◆ **Instruction**
Extract all lines that hold the string "superficielles".

◆ **Records for this task**
[BEGIN]
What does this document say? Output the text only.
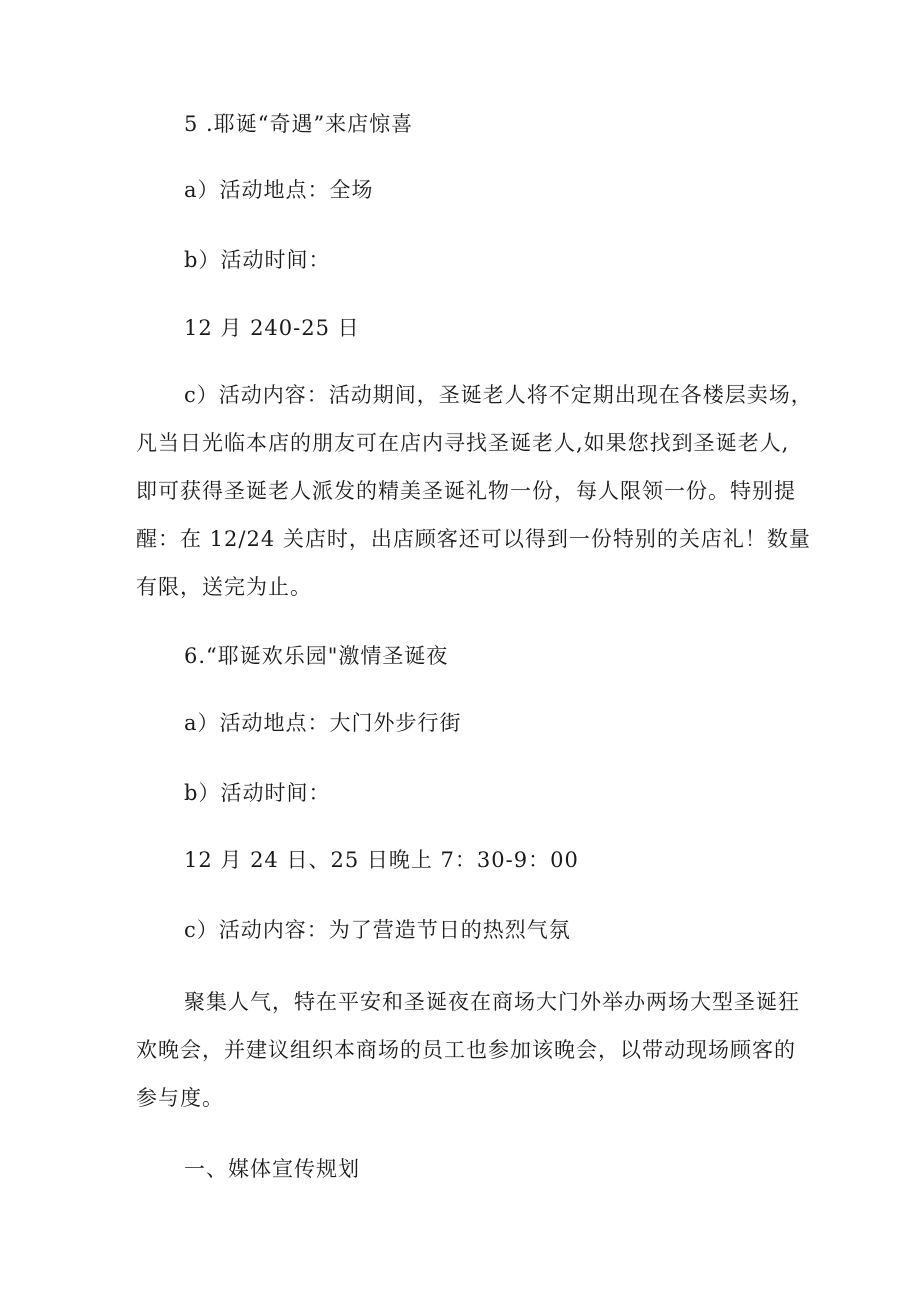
5 .耶诞“奇遇”来店惊喜
a）活动地点：全场
b）活动时间：
12 月 240-25 日
c）活动内容：活动期间，圣诞老人将不定期出现在各楼层卖场，
凡当日光临本店的朋友可在店内寻找圣诞老人,如果您找到圣诞老人,
即可获得圣诞老人派发的精美圣诞礼物一份，每人限领一份。特别提
醒：在 12/24 关店时，出店顾客还可以得到一份特别的关店礼！数量
有限，送完为止。
6.“耶诞欢乐园"激情圣诞夜
a）活动地点：大门外步行街
b）活动时间：
12 月 24 日、25 日晚上 7：30-9：00
c）活动内容：为了营造节日的热烈气氛
聚集人气，特在平安和圣诞夜在商场大门外举办两场大型圣诞狂
欢晚会，并建议组织本商场的员工也参加该晚会，以带动现场顾客的
参与度。
一、媒体宣传规划
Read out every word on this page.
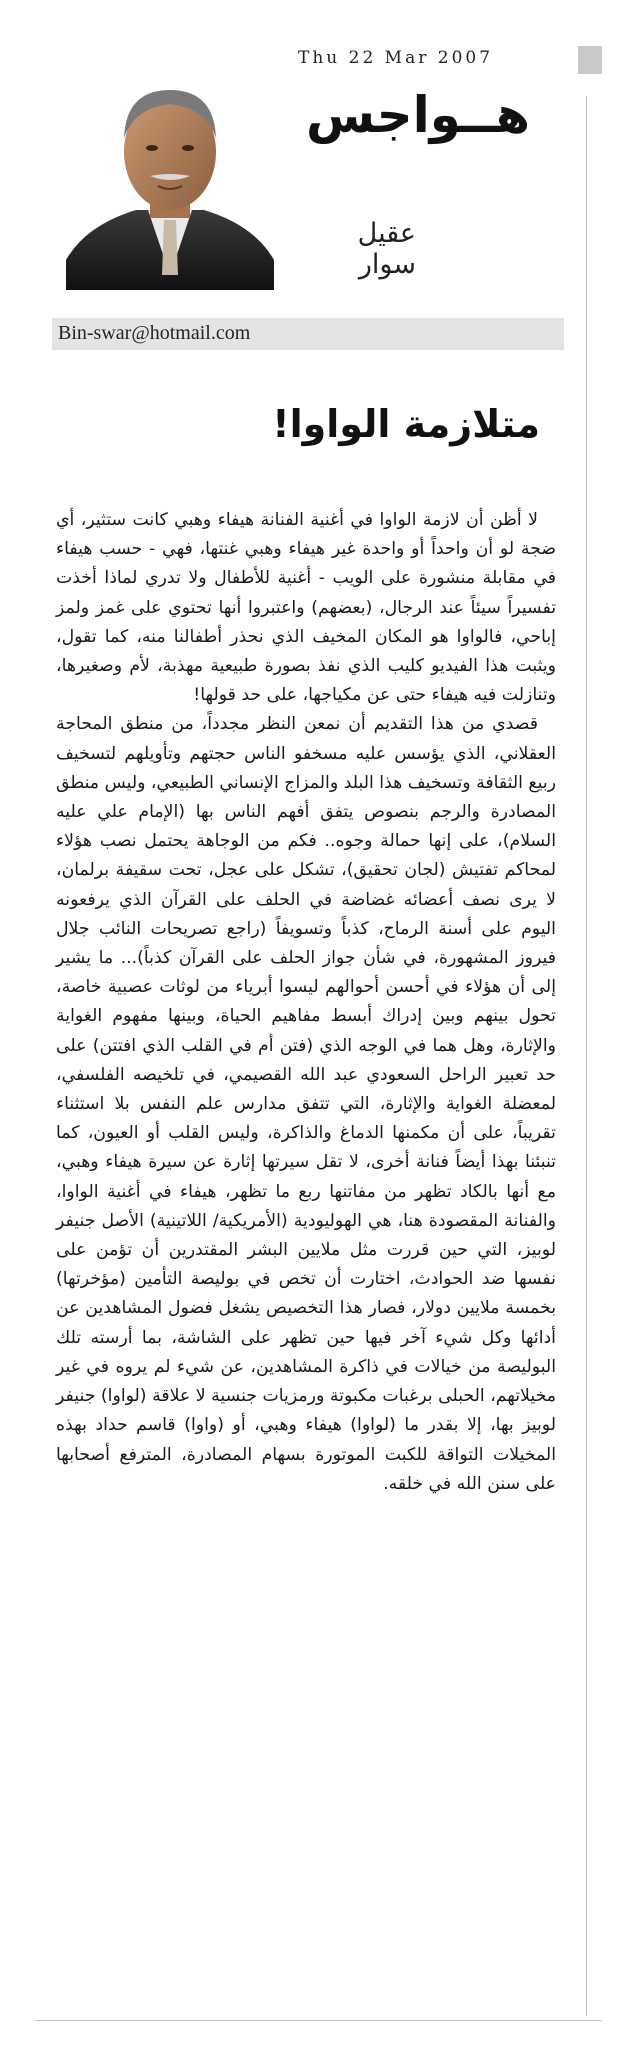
Thu 22 Mar 2007
هــواجس
عقيل سوار
Bin-swar@hotmail.com
متلازمة الواوا!

لا أظن أن لازمة الواوا في أغنية الفنانة هيفاء وهبي كانت ستثير، أي ضجة لو أن واحداً أو واحدة غير هيفاء وهبي غنتها، فهي - حسب هيفاء في مقابلة منشورة على الويب - أغنية للأطفال ولا تدري لماذا أخذت تفسيراً سيئاً عند الرجال، (بعضهم) واعتبروا أنها تحتوي على غمز ولمز إباحي، فالواوا هو المكان المخيف الذي نحذر أطفالنا منه، كما تقول، ويثبت هذا الفيديو كليب الذي نفذ بصورة طبيعية مهذبة، لأم وصغيرها، وتنازلت فيه هيفاء حتى عن مكياجها، على حد قولها!

قصدي من هذا التقديم أن نمعن النظر مجدداً، من منطق المحاجة العقلاني، الذي يؤسس عليه مسخفو الناس حجتهم وتأويلهم لتسخيف ربيع الثقافة وتسخيف هذا البلد والمزاج الإنساني الطبيعي، وليس منطق المصادرة والرجم بنصوص يتفق أفهم الناس بها (الإمام علي عليه السلام)، على إنها حمالة وجوه.. فكم من الوجاهة يحتمل نصب هؤلاء لمحاكم تفتيش (لجان تحقيق)، تشكل على عجل، تحت سقيفة برلمان، لا يرى نصف أعضائه غضاضة في الحلف على القرآن الذي يرفعونه اليوم على أسنة الرماح، كذباً وتسويفاً (راجع تصريحات النائب جلال فيروز المشهورة، في شأن جواز الحلف على القرآن كذباً)... ما يشير إلى أن هؤلاء في أحسن أحوالهم ليسوا أبرياء من لوثات عصبية خاصة، تحول بينهم وبين إدراك أبسط مفاهيم الحياة، وبينها مفهوم الغواية والإثارة، وهل هما في الوجه الذي (فتن أم في القلب الذي افتتن) على حد تعبير الراحل السعودي عبد الله القصيمي، في تلخيصه الفلسفي، لمعضلة الغواية والإثارة، التي تتفق مدارس علم النفس بلا استثناء تقريباً، على أن مكمنها الدماغ والذاكرة، وليس القلب أو العيون، كما تنبئنا بهذا أيضاً فنانة أخرى، لا تقل سيرتها إثارة عن سيرة هيفاء وهبي، مع أنها بالكاد تظهر من مفاتنها ربع ما تظهر، هيفاء في أغنية الواوا، والفنانة المقصودة هنا، هي الهوليودية (الأمريكية/ اللاتينية) الأصل جنيفر لوبيز، التي حين قررت مثل ملايين البشر المقتدرين أن تؤمن على نفسها ضد الحوادث، اختارت أن تخص في بوليصة التأمين (مؤخرتها) بخمسة ملايين دولار، فصار هذا التخصيص يشغل فضول المشاهدين عن أدائها وكل شيء آخر فيها حين تظهر على الشاشة، بما أرسته تلك البوليصة من خيالات في ذاكرة المشاهدين، عن شيء لم يروه في غير مخيلاتهم، الحبلى برغبات مكبوتة ورمزيات جنسية لا علاقة (لواوا) جنيفر لوبيز بها، إلا بقدر ما (لواوا) هيفاء وهبي، أو (واوا) قاسم حداد بهذه المخيلات التواقة للكبت الموتورة بسهام المصادرة، المترفع أصحابها على سنن الله في خلقه.
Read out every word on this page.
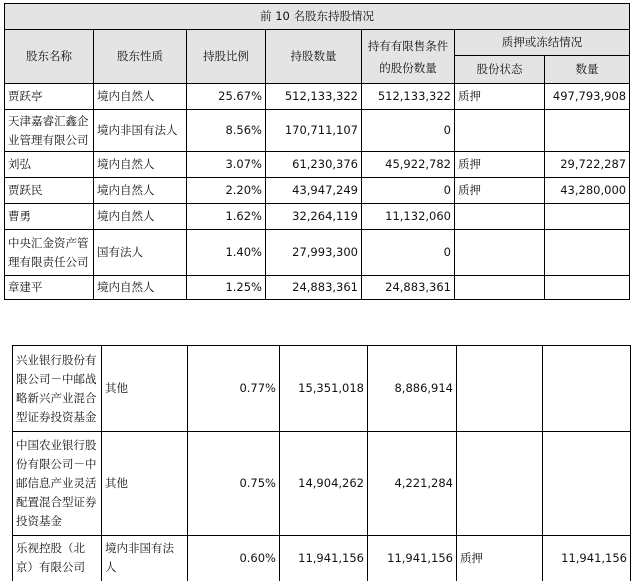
前 10 名股东持股情况						
股东名称	股东性质	持股比例	持股数量	持有有限售条件的股份数量	质押或冻结情况	
					股份状态	数量
贾跃亭	境内自然人	25.67%	512,133,322	512,133,322	质押	497,793,908
天津嘉睿汇鑫企业管理有限公司	境内非国有法人	8.56%	170,711,107	0		
刘弘	境内自然人	3.07%	61,230,376	45,922,782	质押	29,722,287
贾跃民	境内自然人	2.20%	43,947,249	0	质押	43,280,000
曹勇	境内自然人	1.62%	32,264,119	11,132,060		
中央汇金资产管理有限责任公司	国有法人	1.40%	27,993,300	0		
章建平	境内自然人	1.25%	24,883,361	24,883,361		
兴业银行股份有限公司－中邮战略新兴产业混合型证券投资基金	其他	0.77%	15,351,018	8,886,914		
中国农业银行股份有限公司－中邮信息产业灵活配置混合型证券投资基金	其他	0.75%	14,904,262	4,221,284		
乐视控股（北京）有限公司	境内非国有法人	0.60%	11,941,156	11,941,156	质押	11,941,156
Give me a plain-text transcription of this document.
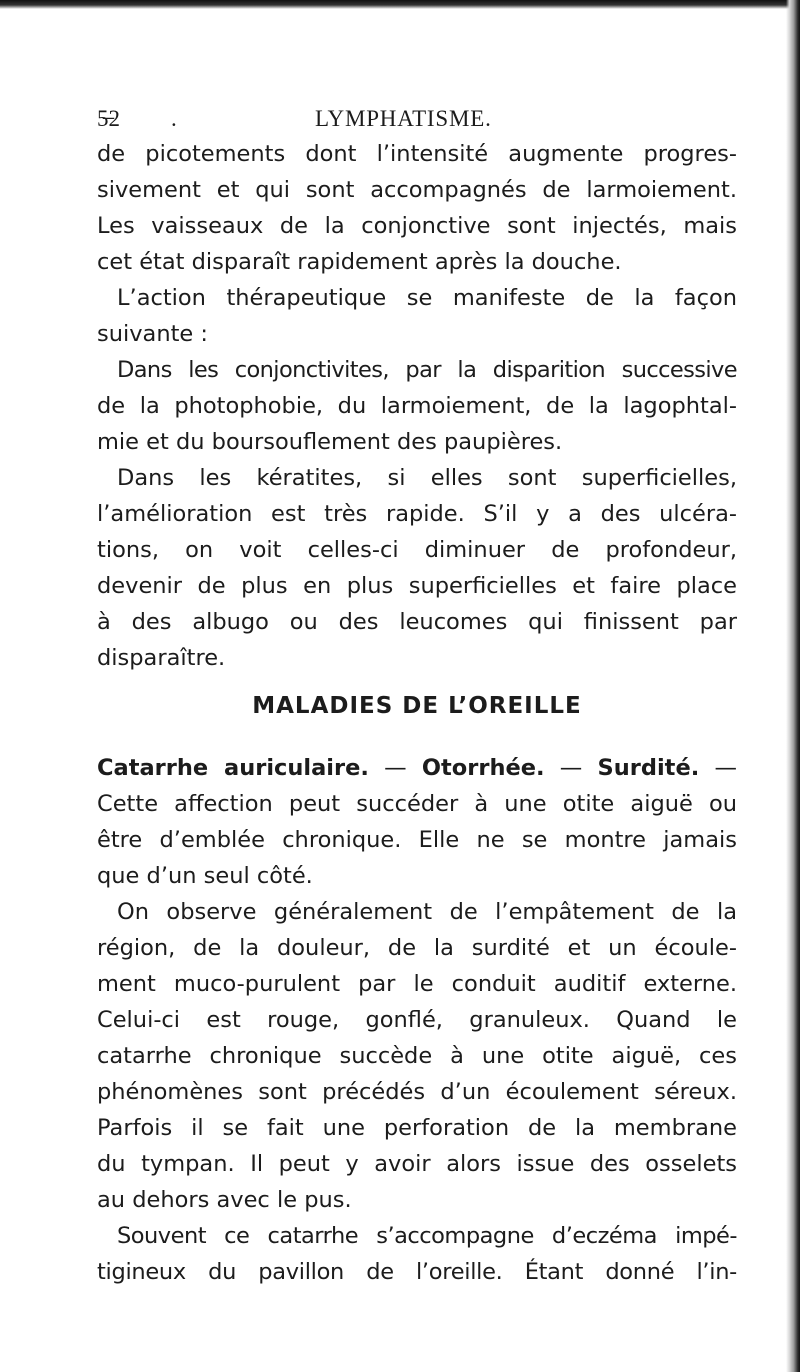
5̶2 .	LYMPHATISME.
de picotements dont l’intensité augmente progres-
sivement et qui sont accompagnés de larmoiement.
Les vaisseaux de la conjonctive sont injectés, mais
cet état disparaît rapidement après la douche.
L’action thérapeutique se manifeste de la façon
suivante :
Dans les conjonctivites, par la disparition successive
de la photophobie, du larmoiement, de la lagophtal-
mie et du boursouflement des paupières.
Dans les kératites, si elles sont superficielles,
l’amélioration est très rapide. S’il y a des ulcéra-
tions, on voit celles-ci diminuer de profondeur,
devenir de plus en plus superficielles et faire place
à des albugo ou des leucomes qui finissent par
disparaître.
MALADIES DE L’OREILLE
Catarrhe auriculaire. — Otorrhée. — Surdité. —
Cette affection peut succéder à une otite aiguë ou
être d’emblée chronique. Elle ne se montre jamais
que d’un seul côté.
On observe généralement de l’empâtement de la
région, de la douleur, de la surdité et un écoule-
ment muco-purulent par le conduit auditif externe.
Celui-ci est rouge, gonflé, granuleux. Quand le
catarrhe chronique succède à une otite aiguë, ces
phénomènes sont précédés d’un écoulement séreux.
Parfois il se fait une perforation de la membrane
du tympan. Il peut y avoir alors issue des osselets
au dehors avec le pus.
Souvent ce catarrhe s’accompagne d’eczéma impé-
tigineux du pavillon de l’oreille. Étant donné l’in-
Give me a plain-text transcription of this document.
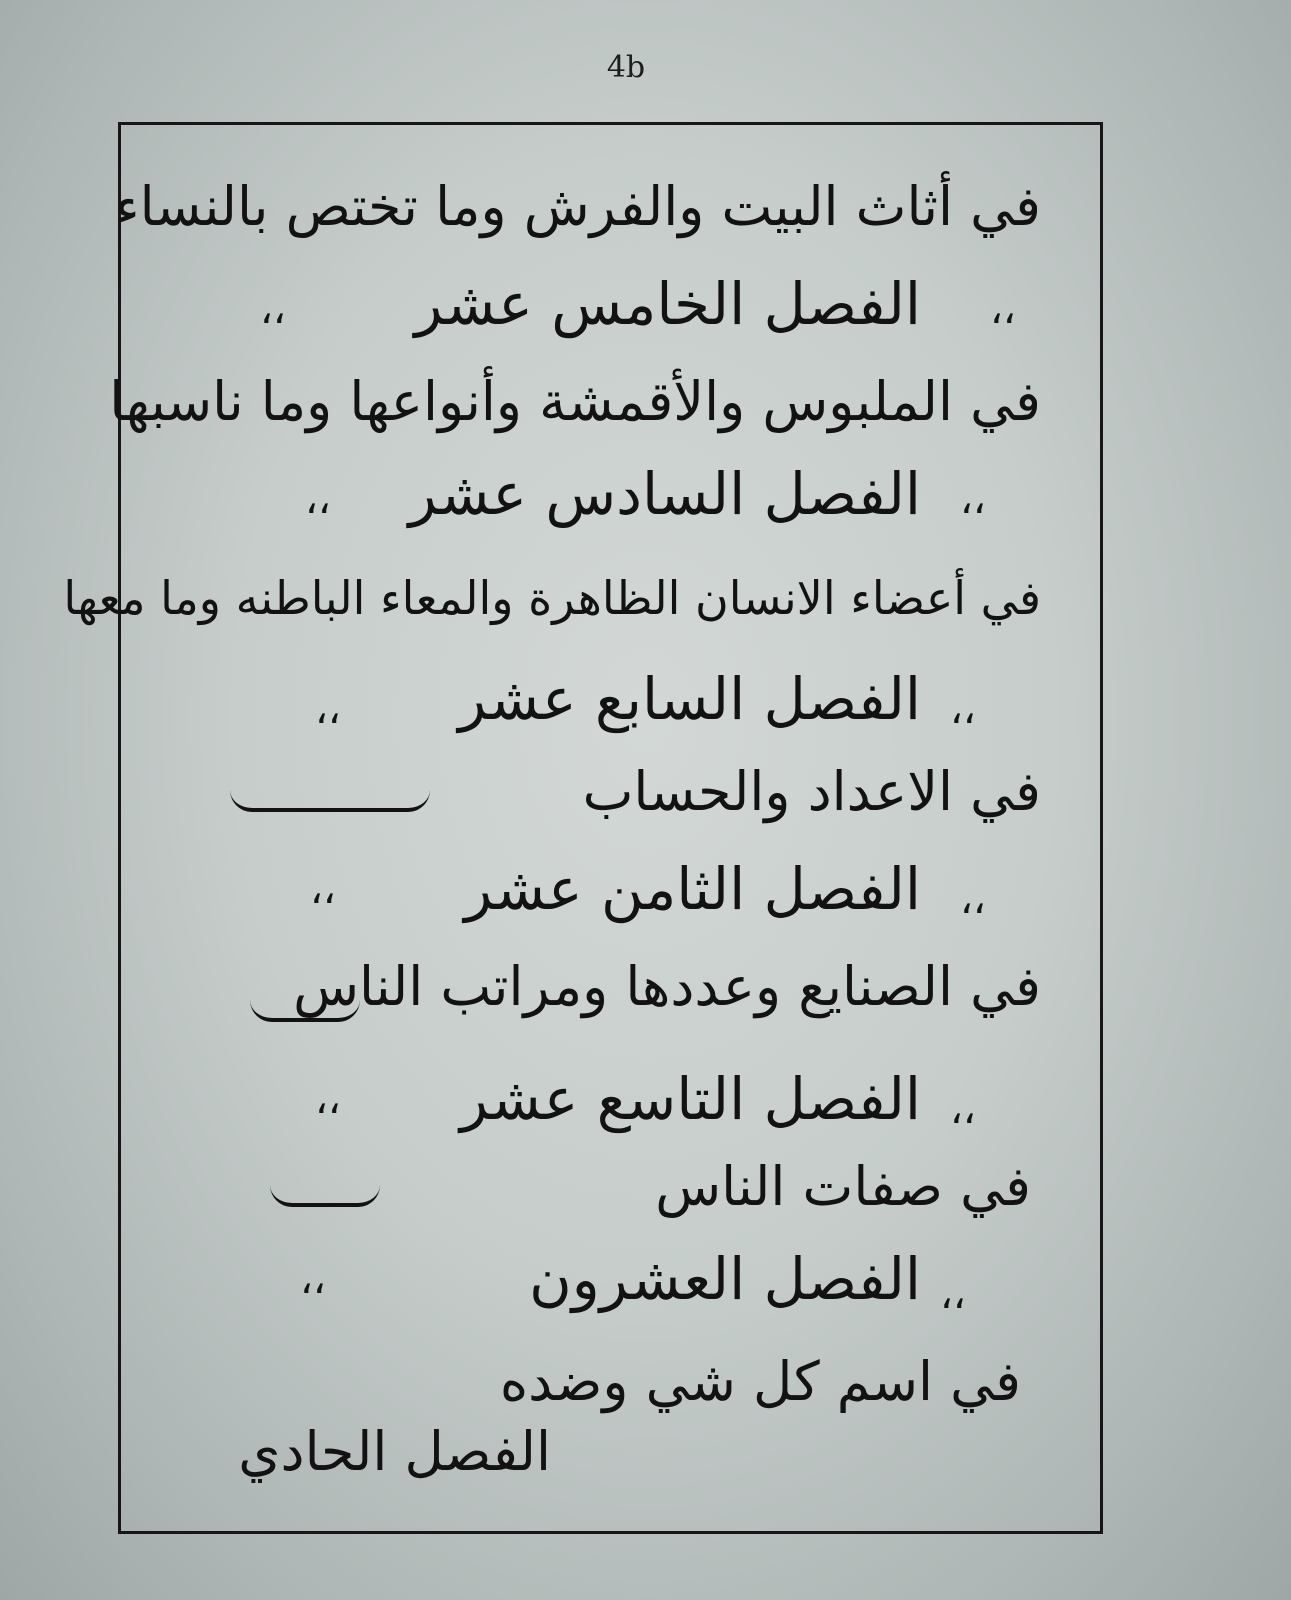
4b
في أثاث البيت والفرش وما تختص بالنساء
،،
الفصل الخامس عشر
،،
في الملبوس والأقمشة وأنواعها وما ناسبها
،،
الفصل السادس عشر
،،
في أعضاء الانسان الظاهرة والمعاء الباطنه وما معها
،،
الفصل السابع عشر
،،
في الاعداد والحساب
،،
الفصل الثامن عشر
،،
في الصنايع وعددها ومراتب الناس
،،
الفصل التاسع عشر
،،
في صفات الناس
،،
الفصل العشرون
،،
في اسم كل شي وضده
الفصل الحادي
[END]
◆ **Problem solution**
Dans les kératites, si elles sont superficielles,
devenir de plus en plus superficielles et faire place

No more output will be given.